▸ EXCERPTED TEXT
# Not What We Were Wanting To Hear



## LEfriend (Jun 14, 2009)

Debated posting this link, because I don't want to be the one who starts WW3 on here. But we all have been eagerly awaiting indications of the hatch and Steve Pollick has a well written article in today's Toledo Blade about what they know and what they don't yet know about this years hatch at this point. 

There are two take aways from the article.... 1) It is too early to know for sure, and 2) Early indications are not at all what everyone was hoping for.

As I said Pollick does a good job and it is a well written through article, so read beyond the first paragraph...after you read the trawl numbers reported and let out an "Oh Crap".

http://www.toledoblade.com/apps/pbcs.dll/article?AID=/20100808/COLUMNIST22/8070376


----------



## lskater (Mar 19, 2007)

I figured it would be brought up here when I read it today. It is what it is I guess. I was hoping for a better survey but hopefully latter ones will yield better results. As Steve says it will get all the factions talking thats for sure.


----------



## Double J (Jan 7, 2009)

I think we can pretty much count on reduced limits for next year.wonder what the majic formula was in 03 that produced the mega hatch?that class sure has been carrying the lake.


----------



## Steelhead Fever (Dec 31, 2009)

i have no problem with a smaller limit...IMO people are taking way to many fish..it will only help and be better in the future


----------



## NLC25 (Jan 21, 2008)

There must be some balance. If the fishery is permanently reduced that is also probably not good for business...


----------



## bocajemma (Dec 29, 2008)

▸ REQUIREMENTS
1. Write out everything in the fishing forum thread from "## Steelhead Fever" down to "good for business...", changing "business" to "tourism".
2. Carry on the fishing forum thread from the point where it stops.

▸ DATA SECTION
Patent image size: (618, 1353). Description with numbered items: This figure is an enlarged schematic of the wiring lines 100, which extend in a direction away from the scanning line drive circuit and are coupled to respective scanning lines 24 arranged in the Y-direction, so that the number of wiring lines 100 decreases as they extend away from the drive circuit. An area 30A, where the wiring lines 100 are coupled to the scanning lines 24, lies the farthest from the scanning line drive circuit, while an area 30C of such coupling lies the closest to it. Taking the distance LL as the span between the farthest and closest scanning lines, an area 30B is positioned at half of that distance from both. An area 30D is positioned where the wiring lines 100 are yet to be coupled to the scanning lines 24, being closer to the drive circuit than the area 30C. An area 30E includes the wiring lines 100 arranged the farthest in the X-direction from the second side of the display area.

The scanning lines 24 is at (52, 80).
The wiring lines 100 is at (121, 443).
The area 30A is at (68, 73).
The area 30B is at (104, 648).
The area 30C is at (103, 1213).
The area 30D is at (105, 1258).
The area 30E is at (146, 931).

--

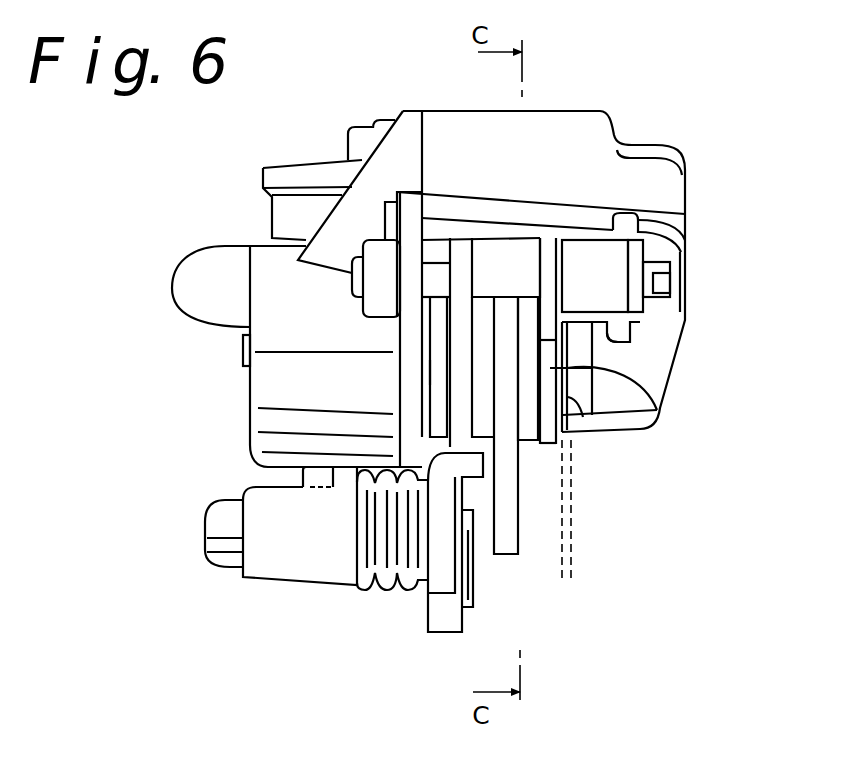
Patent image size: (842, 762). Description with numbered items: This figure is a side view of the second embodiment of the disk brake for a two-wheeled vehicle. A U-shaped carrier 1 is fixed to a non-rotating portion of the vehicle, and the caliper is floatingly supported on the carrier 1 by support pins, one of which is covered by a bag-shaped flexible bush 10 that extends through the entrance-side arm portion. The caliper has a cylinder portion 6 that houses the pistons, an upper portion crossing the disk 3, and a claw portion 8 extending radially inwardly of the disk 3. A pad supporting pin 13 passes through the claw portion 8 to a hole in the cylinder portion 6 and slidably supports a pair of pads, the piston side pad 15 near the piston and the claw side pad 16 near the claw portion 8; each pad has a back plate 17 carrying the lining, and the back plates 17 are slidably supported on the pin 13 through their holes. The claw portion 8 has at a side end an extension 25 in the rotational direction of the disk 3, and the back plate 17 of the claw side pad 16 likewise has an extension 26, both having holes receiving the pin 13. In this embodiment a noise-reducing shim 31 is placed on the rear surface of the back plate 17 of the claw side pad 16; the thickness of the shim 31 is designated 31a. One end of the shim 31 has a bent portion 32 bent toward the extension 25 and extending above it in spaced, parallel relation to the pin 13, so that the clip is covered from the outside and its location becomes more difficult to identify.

▸ RESULTS
1.
## Steelhead Fever (Dec 31, 2009)

i have no problem with a smaller limit...IMO people are taking way to many fish..it will only help and be better in the future


----------



## NLC25 (Jan 21, 2008)

There must be some balance. If the fishery is permanently reduced that is also probably not good for tourism...

2.
I did catch a 4" walleye perch fishing this weekend. I would assume that was from this years hatch..... Cleanly hooked and released quickly. I do recall another post not too long ago that had some better trawl reports. Hopefully when we get all the info from the official results later it will be better than average.


----------



## tomb (Oct 9, 2004)

That is a well written article covering the various points of contention regarding the population and limits. Thanks for posting the link.


----------



## FISNFOOL (May 12, 2009)

Thanks for posting. Knowledge is a good thing.


----------



## Tommybouy (Jun 5, 2005)

Thanks for sharing. This is one of the better efforts I have seen toward citing walleye population challenges. This is a "hot topic" and always wonder how much that will have to play. I read on this site that a trawl by Green Is. this year had 10 baby Wally's per hectare when they weren't trawling for Walleye.... 4-5 weeks until the final and then we will know..Fingers still crossed on the spawn.

Thanks Again!


----------



## wakina (May 30, 2007)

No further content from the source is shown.